Prompt
Rewrite the material as a numbered list, from its first line up to and including the line containing "watermark-text: 京津冀民航协同发展研究中心 bbox=[694, 631, 993, 657]", omitting any blank lines.

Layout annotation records

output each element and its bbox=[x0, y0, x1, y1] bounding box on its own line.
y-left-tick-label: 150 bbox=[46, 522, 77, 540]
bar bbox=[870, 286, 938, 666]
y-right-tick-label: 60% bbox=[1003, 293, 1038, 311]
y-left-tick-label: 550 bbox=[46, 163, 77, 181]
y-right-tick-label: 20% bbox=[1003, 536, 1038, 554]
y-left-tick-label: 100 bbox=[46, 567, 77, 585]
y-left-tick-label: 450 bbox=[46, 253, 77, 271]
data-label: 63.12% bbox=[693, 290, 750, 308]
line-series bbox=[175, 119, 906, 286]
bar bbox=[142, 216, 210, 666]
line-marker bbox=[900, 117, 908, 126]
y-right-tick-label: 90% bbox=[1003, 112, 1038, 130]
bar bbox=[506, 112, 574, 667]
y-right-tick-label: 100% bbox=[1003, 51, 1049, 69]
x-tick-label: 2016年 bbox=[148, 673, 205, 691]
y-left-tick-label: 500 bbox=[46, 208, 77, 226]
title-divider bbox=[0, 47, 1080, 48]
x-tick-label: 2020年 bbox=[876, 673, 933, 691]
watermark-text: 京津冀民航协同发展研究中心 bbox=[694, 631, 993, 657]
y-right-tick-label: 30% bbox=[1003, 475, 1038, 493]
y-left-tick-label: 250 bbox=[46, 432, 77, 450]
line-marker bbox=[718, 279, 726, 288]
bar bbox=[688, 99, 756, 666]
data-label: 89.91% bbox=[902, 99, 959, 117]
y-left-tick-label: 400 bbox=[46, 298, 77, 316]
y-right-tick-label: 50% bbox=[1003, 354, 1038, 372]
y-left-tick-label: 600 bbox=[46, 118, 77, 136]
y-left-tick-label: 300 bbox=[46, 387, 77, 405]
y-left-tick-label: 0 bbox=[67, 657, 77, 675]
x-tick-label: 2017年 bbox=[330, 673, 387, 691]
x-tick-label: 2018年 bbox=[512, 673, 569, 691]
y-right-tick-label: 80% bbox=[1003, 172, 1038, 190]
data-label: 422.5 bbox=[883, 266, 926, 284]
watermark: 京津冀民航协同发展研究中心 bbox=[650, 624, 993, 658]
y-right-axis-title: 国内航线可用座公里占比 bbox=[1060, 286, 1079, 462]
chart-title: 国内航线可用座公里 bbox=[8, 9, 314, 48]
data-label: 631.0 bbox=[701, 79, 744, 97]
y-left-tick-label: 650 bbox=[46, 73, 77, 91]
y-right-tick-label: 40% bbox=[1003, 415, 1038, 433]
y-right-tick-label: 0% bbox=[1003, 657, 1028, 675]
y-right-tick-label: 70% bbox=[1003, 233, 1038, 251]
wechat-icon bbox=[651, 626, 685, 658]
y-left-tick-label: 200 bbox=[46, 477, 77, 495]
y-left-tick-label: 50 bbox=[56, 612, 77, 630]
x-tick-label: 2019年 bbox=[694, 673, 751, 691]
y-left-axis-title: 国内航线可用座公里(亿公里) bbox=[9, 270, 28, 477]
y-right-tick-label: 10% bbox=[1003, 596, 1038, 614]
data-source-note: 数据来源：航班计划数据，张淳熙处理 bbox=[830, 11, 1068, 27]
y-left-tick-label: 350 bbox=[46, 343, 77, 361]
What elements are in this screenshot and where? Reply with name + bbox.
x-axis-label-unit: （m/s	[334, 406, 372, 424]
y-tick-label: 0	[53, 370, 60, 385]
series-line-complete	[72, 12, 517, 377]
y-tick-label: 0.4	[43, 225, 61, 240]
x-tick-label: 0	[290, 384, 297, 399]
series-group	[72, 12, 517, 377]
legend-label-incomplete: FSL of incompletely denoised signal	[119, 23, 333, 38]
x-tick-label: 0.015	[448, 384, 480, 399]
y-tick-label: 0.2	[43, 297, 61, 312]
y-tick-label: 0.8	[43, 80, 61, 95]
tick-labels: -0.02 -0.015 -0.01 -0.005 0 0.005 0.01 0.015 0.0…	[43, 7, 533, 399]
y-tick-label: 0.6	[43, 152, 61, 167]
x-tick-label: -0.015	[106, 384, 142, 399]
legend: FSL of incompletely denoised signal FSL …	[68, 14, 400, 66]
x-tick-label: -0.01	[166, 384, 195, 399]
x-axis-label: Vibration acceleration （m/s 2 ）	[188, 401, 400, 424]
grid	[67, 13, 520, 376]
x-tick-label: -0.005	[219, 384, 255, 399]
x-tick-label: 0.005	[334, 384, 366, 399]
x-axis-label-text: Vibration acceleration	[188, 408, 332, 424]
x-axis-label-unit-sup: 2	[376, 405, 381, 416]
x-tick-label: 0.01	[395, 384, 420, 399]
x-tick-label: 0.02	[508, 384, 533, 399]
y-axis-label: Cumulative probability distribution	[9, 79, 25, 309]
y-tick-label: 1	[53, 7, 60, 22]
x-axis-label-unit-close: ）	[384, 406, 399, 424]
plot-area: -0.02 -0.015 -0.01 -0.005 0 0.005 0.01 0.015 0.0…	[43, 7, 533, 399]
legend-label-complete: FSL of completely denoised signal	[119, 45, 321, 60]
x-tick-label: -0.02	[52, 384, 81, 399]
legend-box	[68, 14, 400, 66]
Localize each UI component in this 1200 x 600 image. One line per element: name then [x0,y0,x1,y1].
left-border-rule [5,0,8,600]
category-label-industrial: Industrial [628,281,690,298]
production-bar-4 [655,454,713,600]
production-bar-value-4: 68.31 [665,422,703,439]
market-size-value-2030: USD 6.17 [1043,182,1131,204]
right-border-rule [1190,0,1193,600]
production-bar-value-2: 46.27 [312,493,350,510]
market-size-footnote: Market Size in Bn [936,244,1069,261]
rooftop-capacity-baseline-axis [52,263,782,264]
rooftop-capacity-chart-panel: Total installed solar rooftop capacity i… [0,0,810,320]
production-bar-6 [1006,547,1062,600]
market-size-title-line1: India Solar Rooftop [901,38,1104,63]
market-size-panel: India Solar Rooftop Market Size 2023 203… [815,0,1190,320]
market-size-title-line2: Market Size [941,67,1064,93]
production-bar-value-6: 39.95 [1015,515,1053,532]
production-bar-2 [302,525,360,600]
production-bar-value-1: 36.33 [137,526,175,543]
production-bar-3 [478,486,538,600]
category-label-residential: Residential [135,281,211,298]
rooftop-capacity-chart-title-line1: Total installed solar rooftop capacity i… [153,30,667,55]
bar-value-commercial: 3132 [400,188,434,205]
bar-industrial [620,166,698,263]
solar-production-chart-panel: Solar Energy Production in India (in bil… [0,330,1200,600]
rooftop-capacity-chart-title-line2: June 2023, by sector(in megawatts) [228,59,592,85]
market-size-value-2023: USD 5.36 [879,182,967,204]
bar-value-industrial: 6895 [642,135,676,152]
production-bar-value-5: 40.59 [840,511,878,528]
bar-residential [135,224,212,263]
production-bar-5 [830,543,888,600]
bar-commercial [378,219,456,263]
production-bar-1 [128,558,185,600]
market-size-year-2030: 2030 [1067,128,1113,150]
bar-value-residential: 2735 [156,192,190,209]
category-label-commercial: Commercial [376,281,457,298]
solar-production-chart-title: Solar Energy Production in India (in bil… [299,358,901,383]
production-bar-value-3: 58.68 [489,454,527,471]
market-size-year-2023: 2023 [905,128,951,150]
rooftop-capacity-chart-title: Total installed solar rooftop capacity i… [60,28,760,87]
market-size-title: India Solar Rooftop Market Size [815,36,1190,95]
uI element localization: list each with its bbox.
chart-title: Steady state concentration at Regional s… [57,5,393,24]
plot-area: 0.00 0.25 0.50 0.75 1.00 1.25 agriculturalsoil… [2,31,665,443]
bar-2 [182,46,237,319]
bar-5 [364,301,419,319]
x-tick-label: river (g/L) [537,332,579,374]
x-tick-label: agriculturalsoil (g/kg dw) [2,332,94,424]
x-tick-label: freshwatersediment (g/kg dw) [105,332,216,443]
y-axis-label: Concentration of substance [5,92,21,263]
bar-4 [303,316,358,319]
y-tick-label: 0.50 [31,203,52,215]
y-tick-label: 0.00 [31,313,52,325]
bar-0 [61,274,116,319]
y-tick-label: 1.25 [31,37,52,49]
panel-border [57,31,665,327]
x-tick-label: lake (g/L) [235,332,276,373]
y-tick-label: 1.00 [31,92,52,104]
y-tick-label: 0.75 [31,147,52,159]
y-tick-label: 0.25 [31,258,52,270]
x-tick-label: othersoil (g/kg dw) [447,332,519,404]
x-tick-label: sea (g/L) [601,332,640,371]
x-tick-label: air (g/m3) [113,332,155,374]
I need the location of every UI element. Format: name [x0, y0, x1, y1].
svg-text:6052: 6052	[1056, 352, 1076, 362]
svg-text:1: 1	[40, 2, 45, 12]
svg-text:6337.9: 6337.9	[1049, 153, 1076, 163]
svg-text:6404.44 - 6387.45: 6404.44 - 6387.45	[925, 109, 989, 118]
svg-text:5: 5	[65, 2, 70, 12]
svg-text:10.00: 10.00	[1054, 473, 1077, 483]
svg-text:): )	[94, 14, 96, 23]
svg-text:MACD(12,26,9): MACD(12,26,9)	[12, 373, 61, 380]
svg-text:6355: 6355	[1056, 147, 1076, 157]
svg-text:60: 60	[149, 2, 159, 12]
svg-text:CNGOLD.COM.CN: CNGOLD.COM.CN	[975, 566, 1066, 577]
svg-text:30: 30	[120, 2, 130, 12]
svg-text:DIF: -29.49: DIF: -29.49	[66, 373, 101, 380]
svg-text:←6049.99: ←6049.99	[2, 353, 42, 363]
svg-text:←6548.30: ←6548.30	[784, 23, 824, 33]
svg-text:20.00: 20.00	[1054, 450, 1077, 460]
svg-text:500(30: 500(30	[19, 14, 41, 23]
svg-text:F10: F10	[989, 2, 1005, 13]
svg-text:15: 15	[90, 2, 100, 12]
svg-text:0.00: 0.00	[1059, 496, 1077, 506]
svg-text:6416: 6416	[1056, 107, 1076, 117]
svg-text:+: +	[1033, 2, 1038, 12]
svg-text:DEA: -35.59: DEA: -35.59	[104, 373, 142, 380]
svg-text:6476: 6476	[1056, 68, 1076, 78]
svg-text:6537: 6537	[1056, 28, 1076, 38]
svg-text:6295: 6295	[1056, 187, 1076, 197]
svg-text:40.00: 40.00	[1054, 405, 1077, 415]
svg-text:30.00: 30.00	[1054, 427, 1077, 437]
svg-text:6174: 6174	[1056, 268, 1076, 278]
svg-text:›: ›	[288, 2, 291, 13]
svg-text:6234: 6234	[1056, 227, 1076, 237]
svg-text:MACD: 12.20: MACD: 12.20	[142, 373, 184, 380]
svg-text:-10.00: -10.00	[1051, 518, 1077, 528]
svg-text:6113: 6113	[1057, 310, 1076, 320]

Answer to the problem
1. output each element and its bbox=[x0, y0, x1, y1] bounding box on its own line.
2. y-left-tick-label: 150 bbox=[46, 522, 77, 540]
3. bar bbox=[870, 286, 938, 666]
4. y-right-tick-label: 60% bbox=[1003, 293, 1038, 311]
5. y-left-tick-label: 550 bbox=[46, 163, 77, 181]
6. y-right-tick-label: 20% bbox=[1003, 536, 1038, 554]
7. y-left-tick-label: 100 bbox=[46, 567, 77, 585]
8. y-left-tick-label: 450 bbox=[46, 253, 77, 271]
9. data-label: 63.12% bbox=[693, 290, 750, 308]
10. line-series bbox=[175, 119, 906, 286]
11. bar bbox=[142, 216, 210, 666]
12. line-marker bbox=[900, 117, 908, 126]
13. y-right-tick-label: 90% bbox=[1003, 112, 1038, 130]
14. bar bbox=[506, 112, 574, 667]
15. y-right-tick-label: 100% bbox=[1003, 51, 1049, 69]
16. x-tick-label: 2016年 bbox=[148, 673, 205, 691]
17. y-left-tick-label: 500 bbox=[46, 208, 77, 226]
18. title-divider bbox=[0, 47, 1080, 48]
19. x-tick-label: 2020年 bbox=[876, 673, 933, 691]
20. watermark-text: 京津冀民航协同发展研究中心 bbox=[694, 631, 993, 657]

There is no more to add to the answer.